▶ _WHAT IS ASKED_:
Go through the material below and copy each line where the word "name" appears.

▶ _RECORDS_:
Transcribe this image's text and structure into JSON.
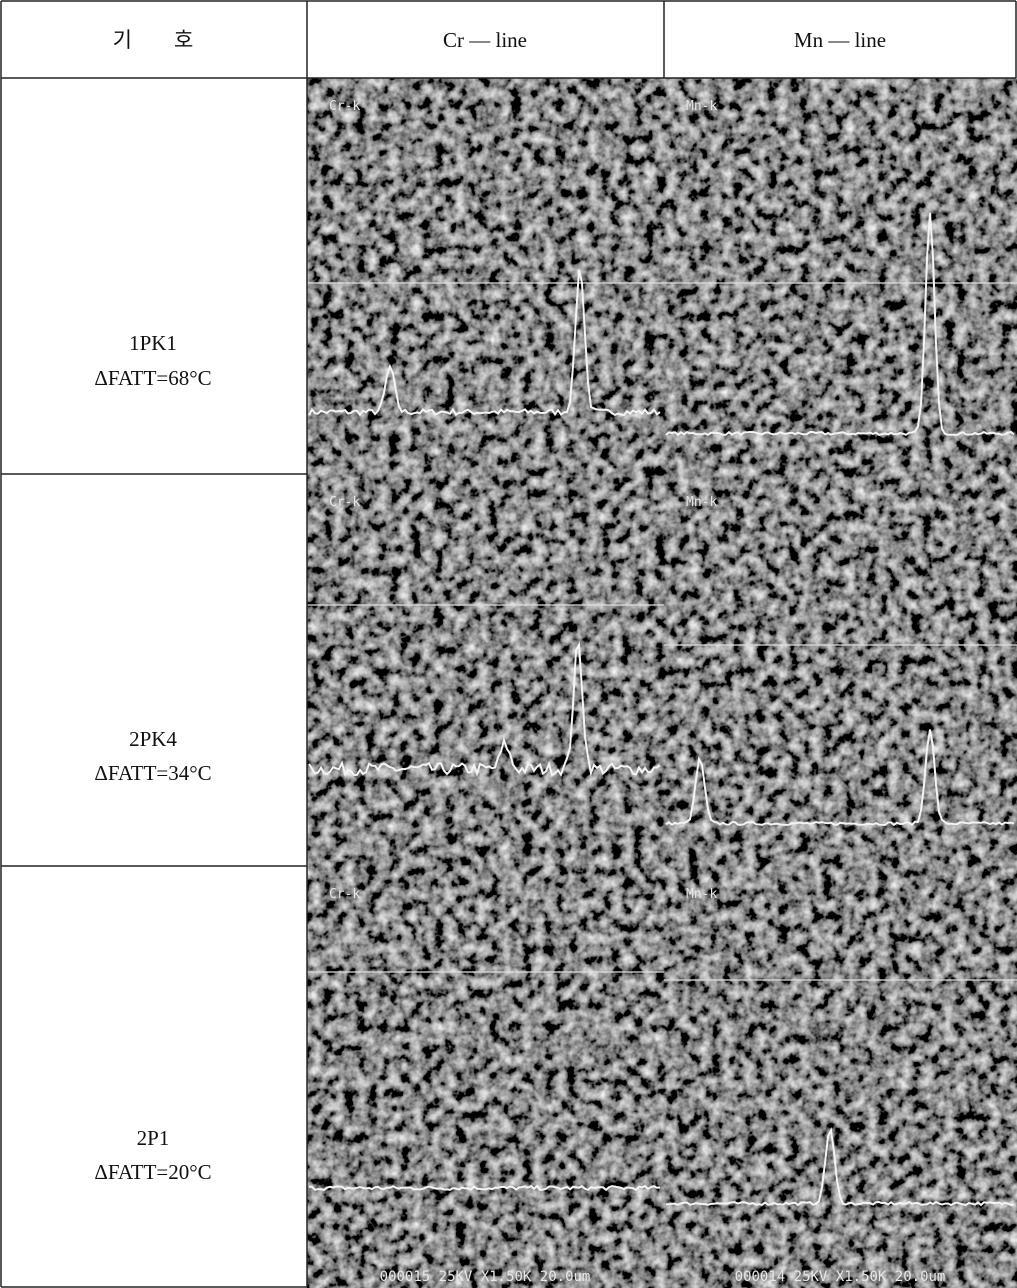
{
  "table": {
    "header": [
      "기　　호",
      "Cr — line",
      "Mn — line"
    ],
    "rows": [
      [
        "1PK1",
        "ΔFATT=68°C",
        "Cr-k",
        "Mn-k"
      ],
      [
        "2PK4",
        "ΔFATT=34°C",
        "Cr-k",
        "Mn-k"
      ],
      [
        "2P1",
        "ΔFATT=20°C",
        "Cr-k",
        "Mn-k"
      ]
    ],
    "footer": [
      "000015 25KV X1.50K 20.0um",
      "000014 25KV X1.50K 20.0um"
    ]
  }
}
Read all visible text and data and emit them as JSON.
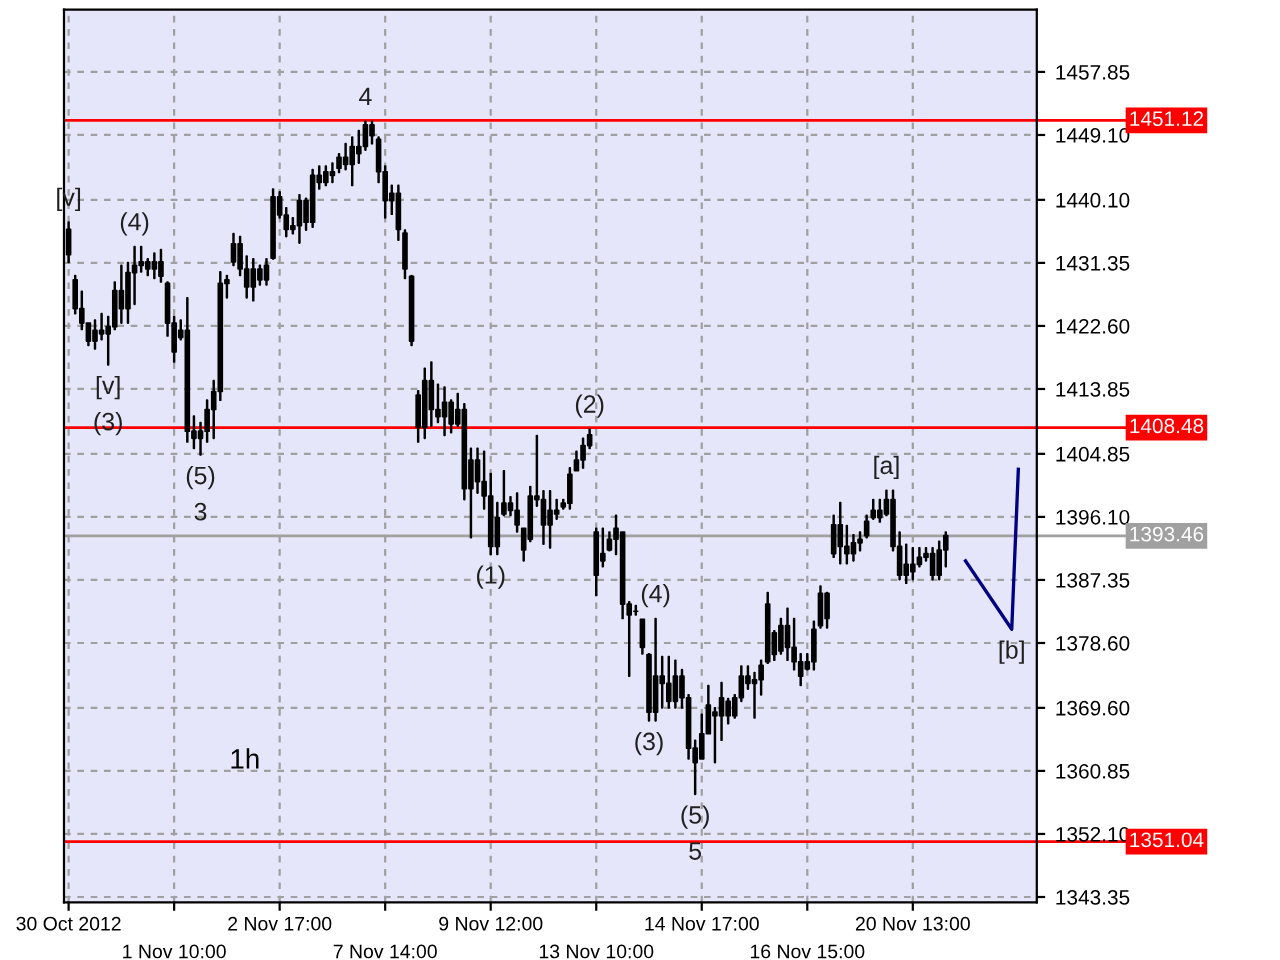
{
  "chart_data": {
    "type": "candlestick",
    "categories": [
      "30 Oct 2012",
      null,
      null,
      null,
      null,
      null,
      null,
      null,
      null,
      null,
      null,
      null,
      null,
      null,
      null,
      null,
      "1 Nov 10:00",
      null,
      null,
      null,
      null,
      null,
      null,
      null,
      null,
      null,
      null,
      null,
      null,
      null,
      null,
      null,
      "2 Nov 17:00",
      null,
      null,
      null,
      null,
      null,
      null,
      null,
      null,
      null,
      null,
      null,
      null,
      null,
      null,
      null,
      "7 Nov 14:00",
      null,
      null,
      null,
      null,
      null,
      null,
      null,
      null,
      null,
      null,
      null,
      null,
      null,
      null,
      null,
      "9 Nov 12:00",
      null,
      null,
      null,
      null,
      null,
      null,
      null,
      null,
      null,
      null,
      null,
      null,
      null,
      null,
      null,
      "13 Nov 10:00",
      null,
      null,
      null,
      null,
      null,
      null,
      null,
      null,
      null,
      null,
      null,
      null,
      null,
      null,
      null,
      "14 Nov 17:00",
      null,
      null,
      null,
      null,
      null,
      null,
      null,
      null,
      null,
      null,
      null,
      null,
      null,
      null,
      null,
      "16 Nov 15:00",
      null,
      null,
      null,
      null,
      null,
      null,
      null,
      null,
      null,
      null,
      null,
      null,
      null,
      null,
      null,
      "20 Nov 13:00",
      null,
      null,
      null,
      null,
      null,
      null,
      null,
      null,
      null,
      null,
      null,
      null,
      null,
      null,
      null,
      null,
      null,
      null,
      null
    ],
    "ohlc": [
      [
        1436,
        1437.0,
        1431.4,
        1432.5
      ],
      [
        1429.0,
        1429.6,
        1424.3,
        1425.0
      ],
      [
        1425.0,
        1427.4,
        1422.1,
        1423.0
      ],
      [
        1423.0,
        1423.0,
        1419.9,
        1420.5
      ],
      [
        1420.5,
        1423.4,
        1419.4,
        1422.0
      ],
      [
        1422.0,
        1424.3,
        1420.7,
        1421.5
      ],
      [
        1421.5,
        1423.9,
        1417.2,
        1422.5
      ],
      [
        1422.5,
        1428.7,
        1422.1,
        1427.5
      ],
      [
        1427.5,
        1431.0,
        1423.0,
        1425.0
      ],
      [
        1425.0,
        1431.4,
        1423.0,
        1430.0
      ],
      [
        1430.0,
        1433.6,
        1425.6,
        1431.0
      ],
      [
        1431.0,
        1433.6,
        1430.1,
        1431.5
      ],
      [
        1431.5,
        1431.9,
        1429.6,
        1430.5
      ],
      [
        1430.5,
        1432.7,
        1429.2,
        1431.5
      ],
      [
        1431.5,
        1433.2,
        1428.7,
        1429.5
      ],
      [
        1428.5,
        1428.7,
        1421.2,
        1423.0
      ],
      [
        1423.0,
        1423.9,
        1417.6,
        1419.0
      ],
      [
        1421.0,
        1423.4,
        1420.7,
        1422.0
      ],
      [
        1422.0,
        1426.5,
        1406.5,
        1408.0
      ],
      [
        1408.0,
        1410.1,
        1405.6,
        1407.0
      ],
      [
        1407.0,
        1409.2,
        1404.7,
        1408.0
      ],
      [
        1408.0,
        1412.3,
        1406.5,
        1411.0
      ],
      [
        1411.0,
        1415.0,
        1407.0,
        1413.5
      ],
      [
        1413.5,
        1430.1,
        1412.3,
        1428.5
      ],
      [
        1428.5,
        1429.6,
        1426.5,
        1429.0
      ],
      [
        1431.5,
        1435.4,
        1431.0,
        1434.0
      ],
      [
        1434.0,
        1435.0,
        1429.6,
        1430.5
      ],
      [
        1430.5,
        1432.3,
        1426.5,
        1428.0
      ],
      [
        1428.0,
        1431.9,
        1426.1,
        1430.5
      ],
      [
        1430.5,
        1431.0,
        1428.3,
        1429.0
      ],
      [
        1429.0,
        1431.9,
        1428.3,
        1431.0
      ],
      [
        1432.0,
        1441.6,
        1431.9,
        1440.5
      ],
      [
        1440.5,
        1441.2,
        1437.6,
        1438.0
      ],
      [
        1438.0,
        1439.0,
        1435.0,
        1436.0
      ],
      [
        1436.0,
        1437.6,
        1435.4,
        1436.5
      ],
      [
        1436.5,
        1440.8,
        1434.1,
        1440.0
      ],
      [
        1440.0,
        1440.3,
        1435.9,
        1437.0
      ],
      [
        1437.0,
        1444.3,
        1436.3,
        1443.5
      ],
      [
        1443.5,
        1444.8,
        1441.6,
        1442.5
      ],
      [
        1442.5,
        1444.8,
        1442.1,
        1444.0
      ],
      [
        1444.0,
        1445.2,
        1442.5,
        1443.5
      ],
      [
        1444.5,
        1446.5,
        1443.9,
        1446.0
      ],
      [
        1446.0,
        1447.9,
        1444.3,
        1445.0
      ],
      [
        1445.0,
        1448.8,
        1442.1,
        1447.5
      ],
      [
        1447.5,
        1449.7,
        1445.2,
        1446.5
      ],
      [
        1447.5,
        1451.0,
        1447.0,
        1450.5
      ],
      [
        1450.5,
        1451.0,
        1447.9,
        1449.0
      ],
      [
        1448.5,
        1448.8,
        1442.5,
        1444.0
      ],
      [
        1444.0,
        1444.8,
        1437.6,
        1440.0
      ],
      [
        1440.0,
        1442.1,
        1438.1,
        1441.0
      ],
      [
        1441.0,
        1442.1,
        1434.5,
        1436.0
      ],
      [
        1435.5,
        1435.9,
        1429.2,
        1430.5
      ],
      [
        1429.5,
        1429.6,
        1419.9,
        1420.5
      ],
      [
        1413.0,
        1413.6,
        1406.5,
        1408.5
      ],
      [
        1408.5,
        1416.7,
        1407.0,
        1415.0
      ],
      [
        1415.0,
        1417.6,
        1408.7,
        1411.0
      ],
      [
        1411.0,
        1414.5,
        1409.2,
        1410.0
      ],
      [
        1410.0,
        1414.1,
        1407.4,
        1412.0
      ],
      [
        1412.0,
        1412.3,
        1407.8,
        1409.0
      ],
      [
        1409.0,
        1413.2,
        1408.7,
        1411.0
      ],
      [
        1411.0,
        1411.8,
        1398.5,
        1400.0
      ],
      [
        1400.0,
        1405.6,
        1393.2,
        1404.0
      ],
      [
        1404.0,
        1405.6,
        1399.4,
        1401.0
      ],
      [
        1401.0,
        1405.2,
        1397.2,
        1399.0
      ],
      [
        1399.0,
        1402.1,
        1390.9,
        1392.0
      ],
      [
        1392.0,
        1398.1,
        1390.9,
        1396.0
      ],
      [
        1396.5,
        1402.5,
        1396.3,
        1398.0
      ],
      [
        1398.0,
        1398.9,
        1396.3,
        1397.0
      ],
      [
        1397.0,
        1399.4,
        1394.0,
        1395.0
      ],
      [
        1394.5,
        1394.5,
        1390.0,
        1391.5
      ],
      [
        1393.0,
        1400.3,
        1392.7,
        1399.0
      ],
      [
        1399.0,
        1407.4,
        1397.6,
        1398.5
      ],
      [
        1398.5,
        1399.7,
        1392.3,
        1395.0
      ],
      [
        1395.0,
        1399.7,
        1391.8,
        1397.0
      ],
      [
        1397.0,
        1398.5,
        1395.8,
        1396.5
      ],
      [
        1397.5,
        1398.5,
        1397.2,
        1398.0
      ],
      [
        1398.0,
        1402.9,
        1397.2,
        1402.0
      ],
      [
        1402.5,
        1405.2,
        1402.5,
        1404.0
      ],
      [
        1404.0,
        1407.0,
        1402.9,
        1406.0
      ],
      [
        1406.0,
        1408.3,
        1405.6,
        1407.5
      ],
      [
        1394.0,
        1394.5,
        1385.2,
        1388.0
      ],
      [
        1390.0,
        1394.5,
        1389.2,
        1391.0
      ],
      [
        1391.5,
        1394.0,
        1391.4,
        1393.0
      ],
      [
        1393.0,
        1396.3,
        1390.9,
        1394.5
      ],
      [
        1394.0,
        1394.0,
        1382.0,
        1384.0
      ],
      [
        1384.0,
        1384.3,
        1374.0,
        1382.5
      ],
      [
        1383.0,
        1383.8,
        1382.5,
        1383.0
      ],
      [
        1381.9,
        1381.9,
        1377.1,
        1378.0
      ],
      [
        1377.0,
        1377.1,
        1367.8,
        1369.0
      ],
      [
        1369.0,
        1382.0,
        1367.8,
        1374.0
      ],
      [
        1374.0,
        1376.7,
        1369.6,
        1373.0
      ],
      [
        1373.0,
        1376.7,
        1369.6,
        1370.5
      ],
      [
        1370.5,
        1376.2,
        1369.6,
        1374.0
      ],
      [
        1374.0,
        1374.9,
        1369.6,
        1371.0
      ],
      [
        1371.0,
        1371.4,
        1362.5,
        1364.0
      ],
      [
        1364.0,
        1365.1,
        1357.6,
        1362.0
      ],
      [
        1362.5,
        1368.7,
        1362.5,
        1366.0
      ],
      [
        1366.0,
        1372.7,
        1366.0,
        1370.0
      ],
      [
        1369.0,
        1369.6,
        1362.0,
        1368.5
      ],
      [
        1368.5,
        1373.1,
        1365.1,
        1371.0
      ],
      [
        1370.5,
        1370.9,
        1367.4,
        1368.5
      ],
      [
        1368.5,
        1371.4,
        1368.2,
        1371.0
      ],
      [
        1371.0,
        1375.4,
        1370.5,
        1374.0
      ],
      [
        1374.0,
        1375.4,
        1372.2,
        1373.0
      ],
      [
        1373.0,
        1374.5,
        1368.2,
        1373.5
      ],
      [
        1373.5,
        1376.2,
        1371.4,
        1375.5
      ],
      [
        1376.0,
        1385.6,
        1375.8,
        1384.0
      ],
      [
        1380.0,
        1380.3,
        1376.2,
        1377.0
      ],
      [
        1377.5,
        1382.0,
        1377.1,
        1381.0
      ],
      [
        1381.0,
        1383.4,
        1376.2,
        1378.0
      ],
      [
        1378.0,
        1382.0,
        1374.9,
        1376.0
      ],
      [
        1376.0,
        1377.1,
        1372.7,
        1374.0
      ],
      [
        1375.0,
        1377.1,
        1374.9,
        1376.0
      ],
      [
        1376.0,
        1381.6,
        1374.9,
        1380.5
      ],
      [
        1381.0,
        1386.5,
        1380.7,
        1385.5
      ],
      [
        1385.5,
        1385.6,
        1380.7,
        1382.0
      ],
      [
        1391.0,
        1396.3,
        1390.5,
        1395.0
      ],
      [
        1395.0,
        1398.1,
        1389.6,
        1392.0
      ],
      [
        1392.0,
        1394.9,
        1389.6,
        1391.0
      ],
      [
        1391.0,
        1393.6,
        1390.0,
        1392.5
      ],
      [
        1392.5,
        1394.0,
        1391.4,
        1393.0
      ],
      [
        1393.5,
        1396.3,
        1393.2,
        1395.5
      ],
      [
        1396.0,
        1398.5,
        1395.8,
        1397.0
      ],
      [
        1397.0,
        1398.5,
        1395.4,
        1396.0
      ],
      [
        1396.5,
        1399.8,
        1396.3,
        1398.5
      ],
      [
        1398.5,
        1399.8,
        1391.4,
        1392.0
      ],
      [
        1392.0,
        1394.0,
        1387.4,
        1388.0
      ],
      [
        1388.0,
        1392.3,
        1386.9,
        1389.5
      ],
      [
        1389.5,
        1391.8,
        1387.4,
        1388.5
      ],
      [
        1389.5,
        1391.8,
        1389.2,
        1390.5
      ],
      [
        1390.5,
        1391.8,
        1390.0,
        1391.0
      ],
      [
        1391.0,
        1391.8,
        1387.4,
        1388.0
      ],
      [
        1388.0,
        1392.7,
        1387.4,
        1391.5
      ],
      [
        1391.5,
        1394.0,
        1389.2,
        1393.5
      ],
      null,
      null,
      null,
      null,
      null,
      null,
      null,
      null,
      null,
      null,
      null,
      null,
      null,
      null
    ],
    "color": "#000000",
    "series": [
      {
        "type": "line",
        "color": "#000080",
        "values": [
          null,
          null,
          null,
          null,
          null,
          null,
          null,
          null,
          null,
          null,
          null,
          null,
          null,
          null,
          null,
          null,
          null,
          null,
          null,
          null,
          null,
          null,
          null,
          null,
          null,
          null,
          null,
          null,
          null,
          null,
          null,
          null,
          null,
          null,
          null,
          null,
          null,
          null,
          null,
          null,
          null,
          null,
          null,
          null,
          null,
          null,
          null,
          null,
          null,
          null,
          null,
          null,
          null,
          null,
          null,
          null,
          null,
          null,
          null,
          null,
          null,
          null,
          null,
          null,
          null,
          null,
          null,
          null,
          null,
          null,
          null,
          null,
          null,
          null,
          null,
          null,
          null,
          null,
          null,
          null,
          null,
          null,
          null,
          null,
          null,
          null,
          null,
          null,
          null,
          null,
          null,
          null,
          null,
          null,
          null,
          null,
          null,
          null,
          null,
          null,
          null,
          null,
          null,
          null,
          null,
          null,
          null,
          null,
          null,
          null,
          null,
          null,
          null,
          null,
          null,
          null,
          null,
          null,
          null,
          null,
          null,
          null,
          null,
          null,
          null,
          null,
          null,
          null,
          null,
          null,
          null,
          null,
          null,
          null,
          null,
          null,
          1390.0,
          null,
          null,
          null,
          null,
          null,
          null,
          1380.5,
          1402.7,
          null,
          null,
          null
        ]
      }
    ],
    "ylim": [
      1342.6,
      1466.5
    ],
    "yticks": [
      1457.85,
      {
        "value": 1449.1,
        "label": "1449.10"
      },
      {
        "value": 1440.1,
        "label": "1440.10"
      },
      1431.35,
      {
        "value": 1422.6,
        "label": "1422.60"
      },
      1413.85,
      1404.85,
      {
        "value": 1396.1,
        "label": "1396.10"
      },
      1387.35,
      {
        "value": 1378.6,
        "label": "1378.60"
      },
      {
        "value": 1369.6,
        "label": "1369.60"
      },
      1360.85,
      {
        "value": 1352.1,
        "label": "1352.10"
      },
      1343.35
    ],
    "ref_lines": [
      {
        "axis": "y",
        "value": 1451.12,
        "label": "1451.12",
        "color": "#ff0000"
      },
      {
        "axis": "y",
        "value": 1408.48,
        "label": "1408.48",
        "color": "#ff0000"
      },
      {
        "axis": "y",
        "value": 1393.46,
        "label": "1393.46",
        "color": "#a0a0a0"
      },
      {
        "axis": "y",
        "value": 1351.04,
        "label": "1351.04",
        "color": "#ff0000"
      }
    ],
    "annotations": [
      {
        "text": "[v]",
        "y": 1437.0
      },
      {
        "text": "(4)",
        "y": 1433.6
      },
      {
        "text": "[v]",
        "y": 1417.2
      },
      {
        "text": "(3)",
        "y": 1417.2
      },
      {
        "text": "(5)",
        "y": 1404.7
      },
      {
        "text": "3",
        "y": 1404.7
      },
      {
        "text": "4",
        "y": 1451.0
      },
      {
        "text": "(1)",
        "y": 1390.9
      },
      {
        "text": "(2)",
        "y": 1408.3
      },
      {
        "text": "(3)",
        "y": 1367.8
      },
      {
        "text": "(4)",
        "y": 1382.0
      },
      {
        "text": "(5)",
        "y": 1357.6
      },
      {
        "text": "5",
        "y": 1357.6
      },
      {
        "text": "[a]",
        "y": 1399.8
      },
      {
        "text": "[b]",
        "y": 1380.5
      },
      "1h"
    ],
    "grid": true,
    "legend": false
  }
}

...

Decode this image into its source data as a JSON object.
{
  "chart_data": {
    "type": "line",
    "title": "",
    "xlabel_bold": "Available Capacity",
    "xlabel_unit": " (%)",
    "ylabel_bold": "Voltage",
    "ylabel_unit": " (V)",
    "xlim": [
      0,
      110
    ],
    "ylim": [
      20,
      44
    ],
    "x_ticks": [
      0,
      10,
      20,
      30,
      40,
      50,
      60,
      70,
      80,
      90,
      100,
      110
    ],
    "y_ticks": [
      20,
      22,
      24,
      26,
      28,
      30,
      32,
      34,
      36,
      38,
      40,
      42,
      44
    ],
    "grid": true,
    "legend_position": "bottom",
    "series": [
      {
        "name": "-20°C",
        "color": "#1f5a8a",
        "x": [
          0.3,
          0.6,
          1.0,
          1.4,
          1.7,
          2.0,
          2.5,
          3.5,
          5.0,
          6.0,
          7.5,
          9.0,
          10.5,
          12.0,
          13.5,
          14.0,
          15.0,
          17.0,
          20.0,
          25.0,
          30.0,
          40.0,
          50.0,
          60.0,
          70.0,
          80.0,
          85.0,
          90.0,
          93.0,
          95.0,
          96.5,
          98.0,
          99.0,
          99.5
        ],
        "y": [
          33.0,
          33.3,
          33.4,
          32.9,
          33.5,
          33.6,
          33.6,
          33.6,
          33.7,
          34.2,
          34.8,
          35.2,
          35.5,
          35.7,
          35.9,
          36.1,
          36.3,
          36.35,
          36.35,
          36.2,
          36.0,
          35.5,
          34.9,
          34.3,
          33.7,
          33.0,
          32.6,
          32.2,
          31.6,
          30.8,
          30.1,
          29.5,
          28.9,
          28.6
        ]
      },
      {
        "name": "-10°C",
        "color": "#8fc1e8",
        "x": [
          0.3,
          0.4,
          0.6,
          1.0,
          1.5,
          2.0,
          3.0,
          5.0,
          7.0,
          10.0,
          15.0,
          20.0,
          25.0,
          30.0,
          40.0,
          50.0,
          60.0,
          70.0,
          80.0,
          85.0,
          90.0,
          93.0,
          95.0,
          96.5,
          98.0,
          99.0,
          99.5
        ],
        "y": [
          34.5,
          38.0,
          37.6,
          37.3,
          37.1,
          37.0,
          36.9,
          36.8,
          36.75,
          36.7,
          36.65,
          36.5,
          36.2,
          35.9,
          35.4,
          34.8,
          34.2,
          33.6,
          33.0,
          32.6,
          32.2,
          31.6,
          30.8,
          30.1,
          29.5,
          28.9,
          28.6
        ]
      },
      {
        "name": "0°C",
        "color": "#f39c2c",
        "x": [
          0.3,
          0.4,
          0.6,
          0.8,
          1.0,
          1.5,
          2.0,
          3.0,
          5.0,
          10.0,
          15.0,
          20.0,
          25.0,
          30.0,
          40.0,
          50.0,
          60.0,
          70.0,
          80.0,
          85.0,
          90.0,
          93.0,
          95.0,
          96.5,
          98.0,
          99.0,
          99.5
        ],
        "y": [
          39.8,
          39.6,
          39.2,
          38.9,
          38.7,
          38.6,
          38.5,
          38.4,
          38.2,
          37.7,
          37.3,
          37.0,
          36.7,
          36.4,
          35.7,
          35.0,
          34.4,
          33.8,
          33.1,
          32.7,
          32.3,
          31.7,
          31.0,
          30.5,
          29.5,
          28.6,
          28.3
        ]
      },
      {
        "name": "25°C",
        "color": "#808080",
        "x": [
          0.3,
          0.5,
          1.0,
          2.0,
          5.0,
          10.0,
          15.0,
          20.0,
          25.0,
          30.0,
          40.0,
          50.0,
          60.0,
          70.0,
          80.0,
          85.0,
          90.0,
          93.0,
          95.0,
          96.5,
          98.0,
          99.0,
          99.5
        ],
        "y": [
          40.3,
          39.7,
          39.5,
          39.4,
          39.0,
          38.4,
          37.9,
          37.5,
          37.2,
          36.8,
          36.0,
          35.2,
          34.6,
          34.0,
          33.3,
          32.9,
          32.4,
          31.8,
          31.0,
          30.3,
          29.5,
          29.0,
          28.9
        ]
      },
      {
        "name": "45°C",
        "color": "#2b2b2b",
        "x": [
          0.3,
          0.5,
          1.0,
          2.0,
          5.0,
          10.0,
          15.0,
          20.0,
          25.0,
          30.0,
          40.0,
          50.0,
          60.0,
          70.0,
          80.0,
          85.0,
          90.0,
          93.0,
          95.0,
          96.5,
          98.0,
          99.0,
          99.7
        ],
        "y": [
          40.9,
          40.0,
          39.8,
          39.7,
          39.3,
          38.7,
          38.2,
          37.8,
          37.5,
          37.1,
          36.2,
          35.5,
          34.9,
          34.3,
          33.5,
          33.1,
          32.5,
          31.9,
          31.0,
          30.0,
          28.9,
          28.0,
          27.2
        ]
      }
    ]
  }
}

▶ _SOLUTION BELOW_:
        "name": "-20°C",
        "name": "-10°C",
        "name": "0°C",
        "name": "25°C",
        "name": "45°C",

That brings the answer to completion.